Quote every line as given.
--- Start DATA SHOWN ---
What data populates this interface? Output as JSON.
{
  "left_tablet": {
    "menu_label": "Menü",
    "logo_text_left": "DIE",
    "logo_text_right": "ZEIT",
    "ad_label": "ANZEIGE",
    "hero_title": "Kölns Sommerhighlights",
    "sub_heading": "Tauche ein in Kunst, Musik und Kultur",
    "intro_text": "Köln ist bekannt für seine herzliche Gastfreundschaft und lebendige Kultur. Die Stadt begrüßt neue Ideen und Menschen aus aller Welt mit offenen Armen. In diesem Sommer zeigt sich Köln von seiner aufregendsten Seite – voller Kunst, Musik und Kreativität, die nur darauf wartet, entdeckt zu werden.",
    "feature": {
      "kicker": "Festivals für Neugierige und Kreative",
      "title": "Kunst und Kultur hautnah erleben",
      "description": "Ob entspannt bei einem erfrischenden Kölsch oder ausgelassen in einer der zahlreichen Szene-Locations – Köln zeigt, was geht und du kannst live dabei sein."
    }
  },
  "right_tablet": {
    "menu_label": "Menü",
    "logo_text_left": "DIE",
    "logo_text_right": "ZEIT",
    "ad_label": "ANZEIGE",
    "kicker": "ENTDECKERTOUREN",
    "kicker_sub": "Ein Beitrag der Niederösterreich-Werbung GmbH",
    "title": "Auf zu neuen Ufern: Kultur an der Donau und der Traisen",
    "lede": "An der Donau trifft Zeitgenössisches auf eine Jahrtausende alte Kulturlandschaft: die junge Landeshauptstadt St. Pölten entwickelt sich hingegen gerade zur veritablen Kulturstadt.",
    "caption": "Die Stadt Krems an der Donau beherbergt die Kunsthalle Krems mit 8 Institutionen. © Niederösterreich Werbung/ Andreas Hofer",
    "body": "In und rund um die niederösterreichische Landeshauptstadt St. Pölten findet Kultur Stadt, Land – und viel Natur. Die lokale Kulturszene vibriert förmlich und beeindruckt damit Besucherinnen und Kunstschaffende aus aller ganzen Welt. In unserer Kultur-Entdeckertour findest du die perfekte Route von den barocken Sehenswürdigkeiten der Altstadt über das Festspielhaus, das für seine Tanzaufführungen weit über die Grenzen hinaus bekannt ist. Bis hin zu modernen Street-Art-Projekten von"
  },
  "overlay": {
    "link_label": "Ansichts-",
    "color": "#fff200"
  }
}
--- End DATA SHOWN ---
** RESPONSE BELOW **
What data populates this interface? Output as JSON.
{
  "left_tablet": {
    "menu_label": "Menü",
    "logo_text_left": "DIE",
    "logo_text_right": "ZEIT",
    "ad_label": "ANZEIGE",
    "hero_title": "Kölns Sommerhighlights",
    "sub_heading": "Tauche ein in Kunst, Musik und Kultur",
    "intro_text": "Köln ist bekannt für seine herzliche Gastfreundschaft und lebendige Kultur. Die Stadt begrüßt neue Ideen und Menschen aus aller Welt mit offenen Armen. In diesem Sommer zeigt sich Köln von seiner aufregendsten Seite – voller Kunst, Musik und Kreativität, die nur darauf wartet, entdeckt zu werden.",
    "feature": {
      "kicker": "Festivals für Neugierige und Kreative",
      "title": "Kunst und Kultur hautnah erleben",
      "description": "Ob entspannt bei einem erfrischenden Kölsch oder ausgelassen in einer der zahlreichen Szene-Locations – Köln zeigt, was geht und du kannst live dabei sein."
    }
  },
  "right_tablet": {
    "menu_label": "Menü",
    "logo_text_left": "DIE",
    "logo_text_right": "ZEIT",
    "ad_label": "ANZEIGE",
    "kicker": "ENTDECKERTOUREN",
    "kicker_sub": "Ein Beitrag der Niederösterreich-Werbung GmbH",
    "title": "Auf zu neuen Ufern: Kultur an der Donau und der Traisen",
    "lede": "An der Donau trifft Zeitgenössisches auf eine Jahrtausende alte Kulturlandschaft: die junge Landeshauptstadt St. Pölten entwickelt sich hingegen gerade zur veritablen Kulturstadt.",
    "caption": "Die Stadt Krems an der Donau beherbergt die Kunsthalle Krems mit 8 Institutionen. © Niederösterreich Werbung/ Andreas Hofer",
    "body": "In und rund um die niederösterreichische Landeshauptstadt St. Pölten findet Kultur Stadt, Land – und viel Natur. Die lokale Kulturszene vibriert förmlich und beeindruckt damit Besucherinnen und Kunstschaffende aus aller ganzen Welt. In unserer Kultur-Entdeckertour findest du die perfekte Route von den barocken Sehenswürdigkeiten der Altstadt über das Festspielhaus, das für seine Tanzaufführungen weit über die Grenzen hinaus bekannt ist. Bis hin zu modernen Street-Art-Projekten von"
  },
  "overlay": {
    "link_label": "Ansichts-",
    "color": "#fff200"
  }
}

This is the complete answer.